BEGIN Entries

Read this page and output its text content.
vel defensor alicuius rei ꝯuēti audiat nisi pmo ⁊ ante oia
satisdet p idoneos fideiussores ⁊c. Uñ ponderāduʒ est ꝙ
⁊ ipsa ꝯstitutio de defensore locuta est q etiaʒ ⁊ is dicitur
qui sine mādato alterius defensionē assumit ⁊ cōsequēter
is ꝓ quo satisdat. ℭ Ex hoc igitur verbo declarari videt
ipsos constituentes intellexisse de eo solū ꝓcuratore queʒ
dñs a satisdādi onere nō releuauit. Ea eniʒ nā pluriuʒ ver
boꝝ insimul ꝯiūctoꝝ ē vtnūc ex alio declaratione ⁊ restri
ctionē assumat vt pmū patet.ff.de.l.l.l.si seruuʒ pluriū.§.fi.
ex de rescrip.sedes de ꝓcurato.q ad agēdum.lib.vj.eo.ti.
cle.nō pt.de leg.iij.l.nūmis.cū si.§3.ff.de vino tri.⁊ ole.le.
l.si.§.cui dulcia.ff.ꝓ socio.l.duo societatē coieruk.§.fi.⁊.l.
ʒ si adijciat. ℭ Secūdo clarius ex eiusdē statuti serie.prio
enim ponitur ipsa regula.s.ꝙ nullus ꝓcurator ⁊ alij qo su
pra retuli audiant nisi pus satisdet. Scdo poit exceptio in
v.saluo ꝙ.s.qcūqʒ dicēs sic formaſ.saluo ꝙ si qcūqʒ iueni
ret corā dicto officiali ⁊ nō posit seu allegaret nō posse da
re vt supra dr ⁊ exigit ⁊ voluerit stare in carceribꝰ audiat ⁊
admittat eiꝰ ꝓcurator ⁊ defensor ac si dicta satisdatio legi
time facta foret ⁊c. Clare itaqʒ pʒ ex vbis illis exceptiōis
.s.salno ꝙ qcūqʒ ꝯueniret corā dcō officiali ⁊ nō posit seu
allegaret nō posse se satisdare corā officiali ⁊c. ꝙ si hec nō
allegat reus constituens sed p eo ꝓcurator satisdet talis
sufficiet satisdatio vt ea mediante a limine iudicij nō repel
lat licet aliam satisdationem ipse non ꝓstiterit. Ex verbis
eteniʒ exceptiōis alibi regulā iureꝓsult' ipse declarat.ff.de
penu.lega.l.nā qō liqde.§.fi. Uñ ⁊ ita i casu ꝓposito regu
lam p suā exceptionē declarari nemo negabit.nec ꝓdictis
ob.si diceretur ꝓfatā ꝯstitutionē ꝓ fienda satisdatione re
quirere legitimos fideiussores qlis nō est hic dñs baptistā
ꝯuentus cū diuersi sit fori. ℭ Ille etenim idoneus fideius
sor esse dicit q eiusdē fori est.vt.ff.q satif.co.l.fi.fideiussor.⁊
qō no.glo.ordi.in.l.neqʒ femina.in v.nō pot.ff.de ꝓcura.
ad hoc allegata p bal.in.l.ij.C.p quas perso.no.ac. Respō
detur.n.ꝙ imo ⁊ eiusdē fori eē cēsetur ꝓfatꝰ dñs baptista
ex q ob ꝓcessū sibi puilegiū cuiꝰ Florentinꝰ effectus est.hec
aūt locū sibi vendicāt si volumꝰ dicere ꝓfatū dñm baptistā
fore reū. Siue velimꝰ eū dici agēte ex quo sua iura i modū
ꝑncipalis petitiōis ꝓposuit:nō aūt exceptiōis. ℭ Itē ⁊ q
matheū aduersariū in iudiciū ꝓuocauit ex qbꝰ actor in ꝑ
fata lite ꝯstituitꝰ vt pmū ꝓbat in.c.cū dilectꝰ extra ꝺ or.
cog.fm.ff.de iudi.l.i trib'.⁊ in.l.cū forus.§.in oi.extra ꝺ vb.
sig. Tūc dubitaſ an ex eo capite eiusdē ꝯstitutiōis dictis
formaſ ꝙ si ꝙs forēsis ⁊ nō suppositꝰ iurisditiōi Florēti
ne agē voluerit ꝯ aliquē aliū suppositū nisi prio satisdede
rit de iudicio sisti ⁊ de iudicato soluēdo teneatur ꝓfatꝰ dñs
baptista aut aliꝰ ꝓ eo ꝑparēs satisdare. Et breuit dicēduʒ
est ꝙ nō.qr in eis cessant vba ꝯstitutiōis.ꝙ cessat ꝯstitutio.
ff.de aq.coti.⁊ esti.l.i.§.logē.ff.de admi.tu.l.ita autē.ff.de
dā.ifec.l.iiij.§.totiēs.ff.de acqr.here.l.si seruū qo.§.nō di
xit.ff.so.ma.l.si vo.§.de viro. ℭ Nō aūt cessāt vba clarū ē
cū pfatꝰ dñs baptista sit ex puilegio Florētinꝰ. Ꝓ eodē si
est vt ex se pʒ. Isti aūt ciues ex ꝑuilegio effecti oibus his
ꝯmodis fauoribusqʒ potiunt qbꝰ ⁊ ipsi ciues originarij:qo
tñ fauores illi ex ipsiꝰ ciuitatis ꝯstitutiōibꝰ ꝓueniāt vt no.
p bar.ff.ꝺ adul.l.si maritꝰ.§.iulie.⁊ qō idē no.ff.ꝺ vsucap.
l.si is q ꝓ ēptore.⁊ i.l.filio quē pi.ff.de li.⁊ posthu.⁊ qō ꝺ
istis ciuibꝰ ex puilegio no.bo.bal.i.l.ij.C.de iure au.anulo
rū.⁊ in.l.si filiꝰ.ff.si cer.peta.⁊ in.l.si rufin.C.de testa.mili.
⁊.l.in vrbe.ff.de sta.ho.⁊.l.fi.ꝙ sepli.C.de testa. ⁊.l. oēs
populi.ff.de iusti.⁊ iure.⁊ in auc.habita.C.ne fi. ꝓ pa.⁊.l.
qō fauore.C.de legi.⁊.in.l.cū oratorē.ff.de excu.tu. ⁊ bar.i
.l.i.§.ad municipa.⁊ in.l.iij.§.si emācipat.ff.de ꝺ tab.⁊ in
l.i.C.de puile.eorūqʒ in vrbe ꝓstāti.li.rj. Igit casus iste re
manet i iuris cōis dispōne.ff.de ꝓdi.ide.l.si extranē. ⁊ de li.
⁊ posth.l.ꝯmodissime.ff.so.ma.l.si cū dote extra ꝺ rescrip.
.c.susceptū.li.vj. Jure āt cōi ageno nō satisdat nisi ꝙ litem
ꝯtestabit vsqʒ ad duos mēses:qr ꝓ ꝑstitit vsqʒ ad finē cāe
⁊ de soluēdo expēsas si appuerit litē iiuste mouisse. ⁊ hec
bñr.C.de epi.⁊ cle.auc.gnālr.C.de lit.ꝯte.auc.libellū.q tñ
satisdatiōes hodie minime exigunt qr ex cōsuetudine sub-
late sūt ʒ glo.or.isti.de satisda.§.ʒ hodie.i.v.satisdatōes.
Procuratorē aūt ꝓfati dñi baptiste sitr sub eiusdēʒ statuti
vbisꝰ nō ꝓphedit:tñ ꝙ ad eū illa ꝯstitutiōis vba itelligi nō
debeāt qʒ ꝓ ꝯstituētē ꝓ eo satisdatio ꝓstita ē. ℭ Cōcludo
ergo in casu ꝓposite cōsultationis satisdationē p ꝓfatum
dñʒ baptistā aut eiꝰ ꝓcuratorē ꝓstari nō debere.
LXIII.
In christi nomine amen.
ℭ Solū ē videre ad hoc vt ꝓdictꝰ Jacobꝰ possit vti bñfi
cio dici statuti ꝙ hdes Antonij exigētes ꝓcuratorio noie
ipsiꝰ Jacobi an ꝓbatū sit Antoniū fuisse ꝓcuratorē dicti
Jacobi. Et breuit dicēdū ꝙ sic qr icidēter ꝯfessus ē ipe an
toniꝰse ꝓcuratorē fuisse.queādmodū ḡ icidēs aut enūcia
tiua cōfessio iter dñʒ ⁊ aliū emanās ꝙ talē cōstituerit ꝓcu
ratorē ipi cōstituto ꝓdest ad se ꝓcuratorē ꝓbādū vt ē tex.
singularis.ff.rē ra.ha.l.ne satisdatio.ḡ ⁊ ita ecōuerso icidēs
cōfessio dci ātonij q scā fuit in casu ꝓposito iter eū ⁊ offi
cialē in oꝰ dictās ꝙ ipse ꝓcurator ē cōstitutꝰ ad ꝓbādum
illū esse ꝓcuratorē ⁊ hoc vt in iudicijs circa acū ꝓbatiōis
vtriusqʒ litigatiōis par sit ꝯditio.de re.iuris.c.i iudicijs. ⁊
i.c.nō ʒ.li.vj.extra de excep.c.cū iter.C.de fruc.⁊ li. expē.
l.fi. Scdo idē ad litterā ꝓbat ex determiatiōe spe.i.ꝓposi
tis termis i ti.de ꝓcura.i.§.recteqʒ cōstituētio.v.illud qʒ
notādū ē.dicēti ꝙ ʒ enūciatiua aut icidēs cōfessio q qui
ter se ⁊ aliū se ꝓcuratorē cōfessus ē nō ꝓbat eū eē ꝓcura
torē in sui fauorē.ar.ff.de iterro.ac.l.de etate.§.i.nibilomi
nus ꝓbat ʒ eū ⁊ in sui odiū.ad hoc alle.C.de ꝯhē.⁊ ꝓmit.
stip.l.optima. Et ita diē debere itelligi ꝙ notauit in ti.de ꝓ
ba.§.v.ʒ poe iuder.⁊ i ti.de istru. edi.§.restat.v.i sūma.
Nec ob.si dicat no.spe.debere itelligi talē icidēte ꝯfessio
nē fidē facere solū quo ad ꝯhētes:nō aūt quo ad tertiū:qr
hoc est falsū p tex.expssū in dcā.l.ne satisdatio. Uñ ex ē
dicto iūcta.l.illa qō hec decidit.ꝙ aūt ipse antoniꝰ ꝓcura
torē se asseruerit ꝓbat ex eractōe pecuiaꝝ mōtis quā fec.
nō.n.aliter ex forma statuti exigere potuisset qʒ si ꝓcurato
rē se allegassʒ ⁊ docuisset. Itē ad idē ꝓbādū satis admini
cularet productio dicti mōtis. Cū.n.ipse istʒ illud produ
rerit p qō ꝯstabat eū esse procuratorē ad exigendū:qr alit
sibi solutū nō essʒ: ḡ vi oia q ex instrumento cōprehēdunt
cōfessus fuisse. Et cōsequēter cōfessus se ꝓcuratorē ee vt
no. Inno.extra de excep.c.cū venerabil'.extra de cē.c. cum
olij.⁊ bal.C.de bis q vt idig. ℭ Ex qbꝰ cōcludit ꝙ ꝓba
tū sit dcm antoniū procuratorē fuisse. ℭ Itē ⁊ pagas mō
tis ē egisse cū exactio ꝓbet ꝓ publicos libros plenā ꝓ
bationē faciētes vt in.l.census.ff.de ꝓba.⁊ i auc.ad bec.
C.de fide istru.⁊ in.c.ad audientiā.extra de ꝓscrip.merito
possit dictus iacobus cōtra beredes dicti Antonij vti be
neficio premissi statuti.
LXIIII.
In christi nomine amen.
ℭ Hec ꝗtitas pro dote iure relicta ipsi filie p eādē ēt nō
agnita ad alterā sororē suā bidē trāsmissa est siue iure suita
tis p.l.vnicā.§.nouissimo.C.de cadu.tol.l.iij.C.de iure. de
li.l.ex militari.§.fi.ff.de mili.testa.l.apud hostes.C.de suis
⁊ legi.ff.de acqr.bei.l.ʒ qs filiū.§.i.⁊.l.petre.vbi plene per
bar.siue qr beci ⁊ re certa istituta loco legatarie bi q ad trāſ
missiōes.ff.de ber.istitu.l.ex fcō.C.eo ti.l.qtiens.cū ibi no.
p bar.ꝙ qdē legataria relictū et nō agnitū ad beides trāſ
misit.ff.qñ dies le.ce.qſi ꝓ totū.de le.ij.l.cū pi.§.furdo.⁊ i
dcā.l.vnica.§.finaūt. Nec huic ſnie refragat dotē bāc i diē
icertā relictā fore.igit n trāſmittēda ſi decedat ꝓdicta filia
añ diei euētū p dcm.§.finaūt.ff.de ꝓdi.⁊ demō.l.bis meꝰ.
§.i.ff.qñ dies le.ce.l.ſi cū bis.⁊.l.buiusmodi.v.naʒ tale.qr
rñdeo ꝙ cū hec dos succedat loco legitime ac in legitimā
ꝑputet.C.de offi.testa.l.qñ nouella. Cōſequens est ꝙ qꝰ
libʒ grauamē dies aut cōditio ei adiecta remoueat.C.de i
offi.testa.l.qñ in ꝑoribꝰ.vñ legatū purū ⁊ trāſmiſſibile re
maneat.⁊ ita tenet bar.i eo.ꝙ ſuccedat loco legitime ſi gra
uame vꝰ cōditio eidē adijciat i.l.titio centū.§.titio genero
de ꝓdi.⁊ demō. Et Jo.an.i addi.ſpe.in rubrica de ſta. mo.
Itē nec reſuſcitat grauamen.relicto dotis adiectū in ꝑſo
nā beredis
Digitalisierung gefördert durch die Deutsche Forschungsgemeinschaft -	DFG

END Entries

Your task >>
Look through the entries above. Extract each line with the word "debere".

Expected answer >>
dñʒ baptistā aut eiꝰ ꝓcuratorē ꝓstari nō debere.
stip.l.optima. Et ita diē debere itelligi ꝙ notauit in ti.de ꝓ
Nec ob.si dicat no.spe.debere itelligi talē icidēte ꝯfessio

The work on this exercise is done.